▶ [Work required] Look over the lines below. Report each one that includes the string "Unpaid".

▶ [Data for the task]
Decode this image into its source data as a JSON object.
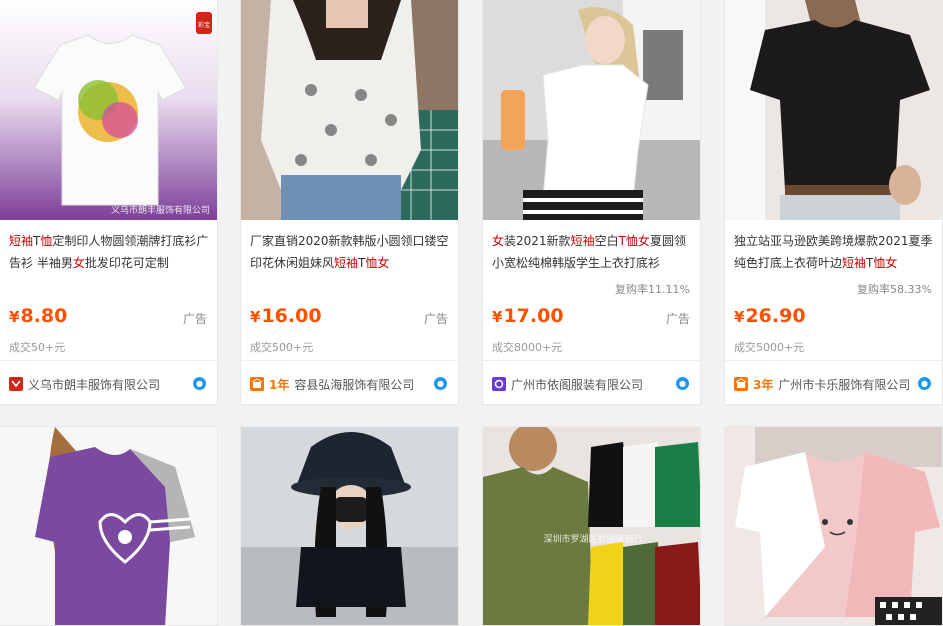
{
  "products": [
    {
      "title_parts": [
        {
          "text": "短袖",
          "hl": true
        },
        {
          "text": "T",
          "hl": false
        },
        {
          "text": "恤",
          "hl": true
        },
        {
          "text": "定制印人物圆领潮牌打底衫广告衫 半袖男",
          "hl": false
        },
        {
          "text": "女",
          "hl": true
        },
        {
          "text": "批发印花可定制",
          "hl": false
        }
      ],
      "image_watermark": "义乌市朗丰服饰有限公司",
      "badge_text": "彩宝",
      "rebuy": "",
      "currency": "¥",
      "price": "8.80",
      "ad_label": "广告",
      "volume": "成交50+元",
      "shop_badge_color": "#d0261a",
      "years": "",
      "shop_name": "义乌市朗丰服饰有限公司"
    },
    {
      "title_parts": [
        {
          "text": "厂家直销2020新款韩版小圆领口镂空印花休闲姐妹风",
          "hl": false
        },
        {
          "text": "短袖",
          "hl": true
        },
        {
          "text": "T",
          "hl": false
        },
        {
          "text": "恤",
          "hl": true
        },
        {
          "text": "女",
          "hl": true
        }
      ],
      "rebuy": "",
      "currency": "¥",
      "price": "16.00",
      "ad_label": "广告",
      "volume": "成交500+元",
      "shop_badge_color": "#ff7300",
      "years": "1年",
      "shop_name": "容县弘海服饰有限公司"
    },
    {
      "title_parts": [
        {
          "text": "女",
          "hl": true
        },
        {
          "text": "装2021新款",
          "hl": false
        },
        {
          "text": "短袖",
          "hl": true
        },
        {
          "text": "空白",
          "hl": false
        },
        {
          "text": "T恤女",
          "hl": true
        },
        {
          "text": "夏圆领小宽松纯棉韩版学生上衣打底衫",
          "hl": false
        }
      ],
      "rebuy": "复购率11.11%",
      "currency": "¥",
      "price": "17.00",
      "ad_label": "广告",
      "volume": "成交8000+元",
      "shop_badge_color": "#6a3bd1",
      "years": "",
      "shop_name": "广州市依阁服装有限公司"
    },
    {
      "title_parts": [
        {
          "text": "独立站亚马逊欧美跨境爆款2021夏季纯色打底上衣荷叶边",
          "hl": false
        },
        {
          "text": "短袖",
          "hl": true
        },
        {
          "text": "T",
          "hl": false
        },
        {
          "text": "恤女",
          "hl": true
        }
      ],
      "rebuy": "复购率58.33%",
      "currency": "¥",
      "price": "26.90",
      "ad_label": "",
      "volume": "成交5000+元",
      "shop_badge_color": "#ff7300",
      "years": "3年",
      "shop_name": "广州市卡乐服饰有限公司"
    }
  ],
  "row2_watermark": "深圳市罗湖区衣服装商行",
  "colors": {
    "price": "#ff5000",
    "highlight": "#cc0000",
    "accent": "#ff5000",
    "wangwang": "#1e96f0"
  },
  "icons": {
    "shop_badge": "shop-badge-icon",
    "wangwang": "wangwang-chat-icon"
  }
}
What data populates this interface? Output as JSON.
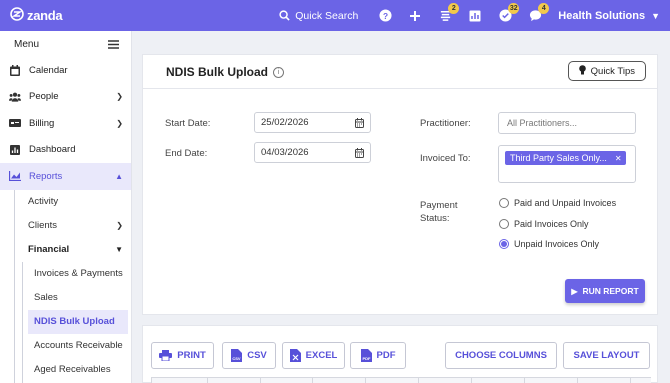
{
  "topbar": {
    "logo": "zanda",
    "search_label": "Quick Search",
    "badges": {
      "notes": "2",
      "tasks": "32",
      "messages": "4"
    },
    "org_name": "Health Solutions"
  },
  "sidebar": {
    "menu_label": "Menu",
    "items": [
      {
        "label": "Calendar"
      },
      {
        "label": "People"
      },
      {
        "label": "Billing"
      },
      {
        "label": "Dashboard"
      },
      {
        "label": "Reports"
      }
    ],
    "reports_sub": [
      {
        "label": "Activity"
      },
      {
        "label": "Clients"
      },
      {
        "label": "Financial"
      }
    ],
    "financial_sub": [
      {
        "label": "Invoices & Payments"
      },
      {
        "label": "Sales"
      },
      {
        "label": "NDIS Bulk Upload"
      },
      {
        "label": "Accounts Receivable"
      },
      {
        "label": "Aged Receivables"
      }
    ]
  },
  "report": {
    "title": "NDIS Bulk Upload",
    "quick_tips": "Quick Tips",
    "start_date_label": "Start Date:",
    "start_date": "25/02/2026",
    "end_date_label": "End Date:",
    "end_date": "04/03/2026",
    "practitioner_label": "Practitioner:",
    "practitioner_placeholder": "All Practitioners...",
    "invoiced_to_label": "Invoiced To:",
    "invoiced_to_chip": "Third Party Sales Only...",
    "payment_label_1": "Payment",
    "payment_label_2": "Status:",
    "payment_options": [
      {
        "label": "Paid and Unpaid Invoices",
        "selected": false
      },
      {
        "label": "Paid Invoices Only",
        "selected": false
      },
      {
        "label": "Unpaid Invoices Only",
        "selected": true
      }
    ],
    "run_label": "RUN REPORT"
  },
  "toolbar": {
    "print": "PRINT",
    "csv": "CSV",
    "excel": "EXCEL",
    "pdf": "PDF",
    "choose_columns": "CHOOSE COLUMNS",
    "save_layout": "SAVE LAYOUT"
  },
  "colors": {
    "accent": "#6b64e6",
    "badge": "#f2c94c"
  }
}
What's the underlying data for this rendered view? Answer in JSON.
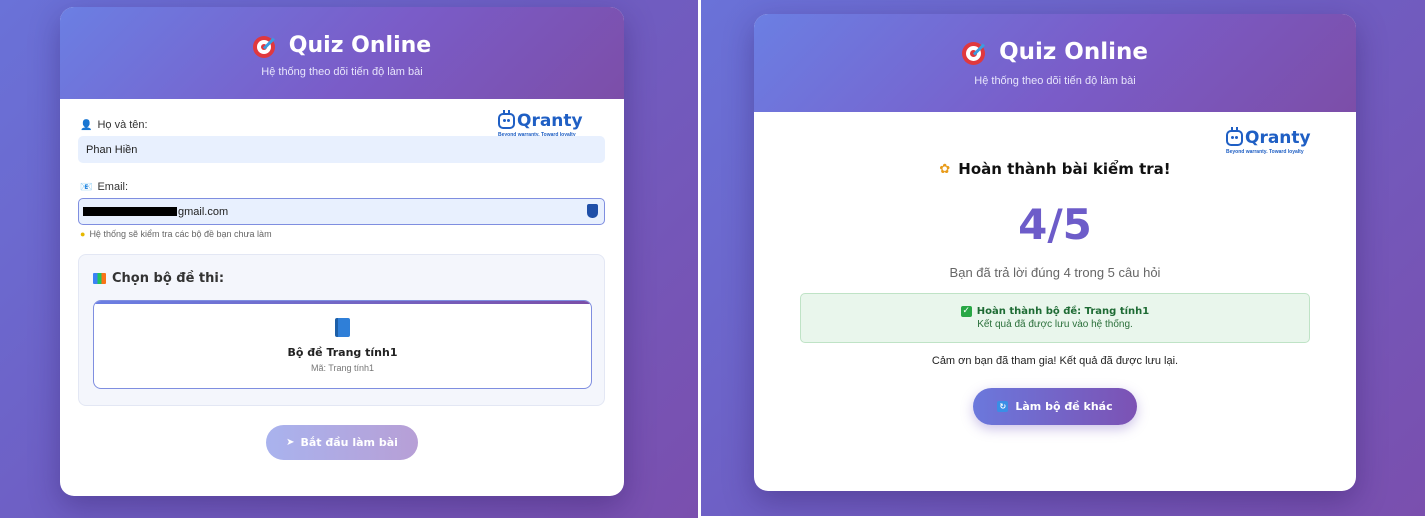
{
  "left": {
    "header": {
      "title": "Quiz Online",
      "subtitle": "Hệ thống theo dõi tiến độ làm bài",
      "icon": "target-icon"
    },
    "logo": {
      "name": "Qranty",
      "tagline": "Beyond warranty. Toward loyalty"
    },
    "form": {
      "name_label": "Họ và tên:",
      "name_value": "Phan Hiền",
      "email_label": "Email:",
      "email_value_visible": "gmail.com",
      "email_hint": "Hệ thống sẽ kiểm tra các bộ đề bạn chưa làm"
    },
    "quiz_select": {
      "title": "Chọn bộ đề thi:",
      "option_name": "Bộ đề Trang tính1",
      "option_code": "Mã: Trang tính1"
    },
    "start_button": "Bắt đầu làm bài"
  },
  "right": {
    "header": {
      "title": "Quiz Online",
      "subtitle": "Hệ thống theo dõi tiến độ làm bài",
      "icon": "target-icon"
    },
    "logo": {
      "name": "Qranty",
      "tagline": "Beyond warranty. Toward loyalty"
    },
    "result": {
      "title": "Hoàn thành bài kiểm tra!",
      "score": "4/5",
      "score_desc": "Bạn đã trả lời đúng 4 trong 5 câu hỏi",
      "success_title": "Hoàn thành bộ đề: Trang tính1",
      "success_msg": "Kết quả đã được lưu vào hệ thống.",
      "thanks": "Cảm ơn bạn đã tham gia! Kết quả đã được lưu lại."
    },
    "retry_button": "Làm bộ đề khác"
  },
  "colors": {
    "accent": "#6d5cc9",
    "success": "#28a745",
    "logo": "#1f5fc4"
  }
}
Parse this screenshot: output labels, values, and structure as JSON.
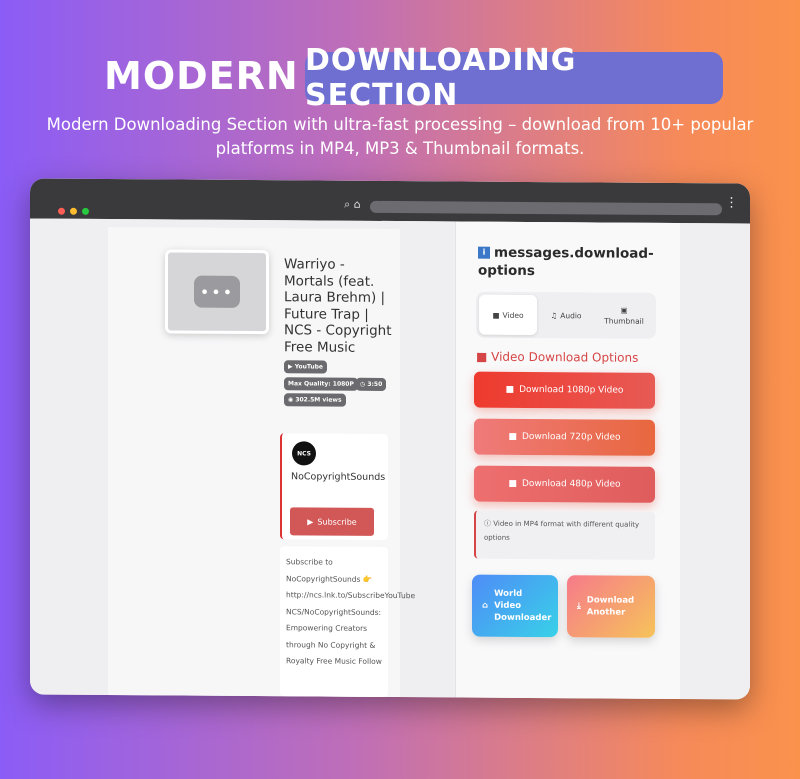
{
  "hero": {
    "title_word": "MODERN",
    "title_pill": "DOWNLOADING SECTION",
    "subtitle_line1": "Modern Downloading Section with ultra-fast processing – download from 10+ popular",
    "subtitle_line2": "platforms in MP4, MP3 & Thumbnail formats.",
    "colors": {
      "pill": "#6f6fd2",
      "gradient_start": "#8b5cf6",
      "gradient_end": "#fb924c"
    }
  },
  "browser": {
    "chrome_icons": [
      "search-icon",
      "home-icon",
      "site-settings-icon"
    ],
    "menu_icon": "kebab-menu-icon"
  },
  "video": {
    "title": "Warriyo - Mortals (feat. Laura Brehm) | Future Trap | NCS - Copyright Free Music",
    "platform": "YouTube",
    "max_quality": "Max Quality: 1080P",
    "duration": "3:50",
    "views": "302.5M views"
  },
  "channel": {
    "logo_text": "NCS",
    "name": "NoCopyrightSounds",
    "subscribe_label": "Subscribe"
  },
  "description": "Subscribe to NoCopyrightSounds 👉 http://ncs.lnk.to/SubscribeYouTube NCS/NoCopyrightSounds: Empowering Creators through No Copyright & Royalty Free Music Follow",
  "options": {
    "title": "messages.download-options",
    "tabs": [
      {
        "label": "Video",
        "icon": "video-camera-icon"
      },
      {
        "label": "Audio",
        "icon": "music-note-icon"
      },
      {
        "label": "Thumbnail",
        "icon": "image-icon"
      }
    ],
    "section_heading": "Video Download Options",
    "buttons": [
      "Download 1080p Video",
      "Download 720p Video",
      "Download 480p Video"
    ],
    "note": "Video in MP4 format with different quality options",
    "world_label": "World Video Downloader",
    "another_label": "Download Another",
    "accent": "#d64545"
  }
}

▶ [Answer to the problem]
        "label": "Paid and Unpaid Invoices",
        "label": "Unpaid Invoices Only",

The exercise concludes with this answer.